What to work on:
Please transcribe the listing below in full and word for word, without its pictures.

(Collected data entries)
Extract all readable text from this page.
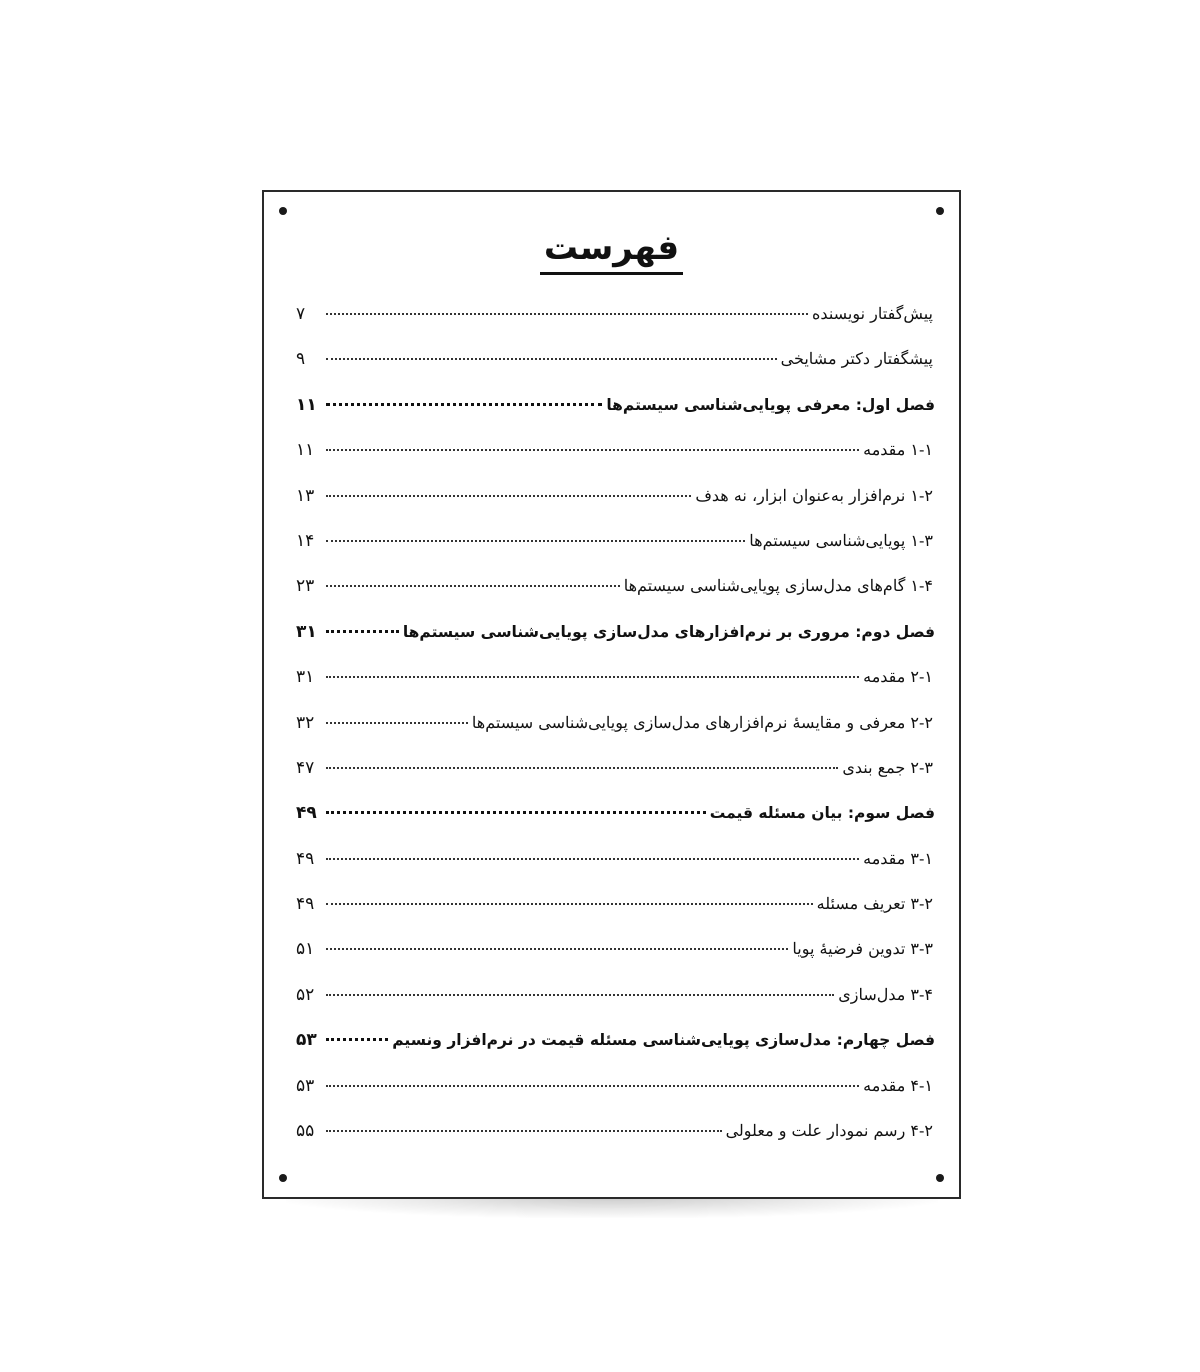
فهرست
پیش‌گفتار نویسنده
۷
پیشگفتار دکتر مشایخی
۹
فصل اول: معرفی پویایی‌شناسی سیستم‌ها
۱۱
۱-۱ مقدمه
۱۱
۱-۲ نرم‌افزار به‌عنوان ابزار، نه هدف
۱۳
۱-۳ پویایی‌شناسی سیستم‌ها
۱۴
۱-۴ گام‌های مدل‌سازی پویایی‌شناسی سیستم‌ها
۲۳
فصل دوم: مروری بر نرم‌افزارهای مدل‌سازی پویایی‌شناسی سیستم‌ها
۳۱
۲-۱ مقدمه
۳۱
۲-۲ معرفی و مقایسهٔ نرم‌افزارهای مدل‌سازی پویایی‌شناسی سیستم‌ها
۳۲
۲-۳ جمع بندی
۴۷
فصل سوم: بیان مسئله قیمت
۴۹
۳-۱ مقدمه
۴۹
۳-۲ تعریف مسئله
۴۹
۳-۳ تدوین فرضیهٔ پویا
۵۱
۳-۴ مدل‌سازی
۵۲
فصل چهارم: مدل‌سازی پویایی‌شناسی مسئله قیمت در نرم‌افزار ونسیم
۵۳
۴-۱ مقدمه
۵۳
۴-۲ رسم نمودار علت و معلولی
۵۵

Correct output:
Extract all readable text from this page.
فهرست
پیش‌گفتار نویسنده
۷
پیشگفتار دکتر مشایخی
۹
فصل اول: معرفی پویایی‌شناسی سیستم‌ها
۱۱
۱-۱ مقدمه
۱۱
۱-۲ نرم‌افزار به‌عنوان ابزار، نه هدف
۱۳
۱-۳ پویایی‌شناسی سیستم‌ها
۱۴
۱-۴ گام‌های مدل‌سازی پویایی‌شناسی سیستم‌ها
۲۳
فصل دوم: مروری بر نرم‌افزارهای مدل‌سازی پویایی‌شناسی سیستم‌ها
۳۱
۲-۱ مقدمه
۳۱
۲-۲ معرفی و مقایسهٔ نرم‌افزارهای مدل‌سازی پویایی‌شناسی سیستم‌ها
۳۲
۲-۳ جمع بندی
۴۷
فصل سوم: بیان مسئله قیمت
۴۹
۳-۱ مقدمه
۴۹
۳-۲ تعریف مسئله
۴۹
۳-۳ تدوین فرضیهٔ پویا
۵۱
۳-۴ مدل‌سازی
۵۲
فصل چهارم: مدل‌سازی پویایی‌شناسی مسئله قیمت در نرم‌افزار ونسیم
۵۳
۴-۱ مقدمه
۵۳
۴-۲ رسم نمودار علت و معلولی
۵۵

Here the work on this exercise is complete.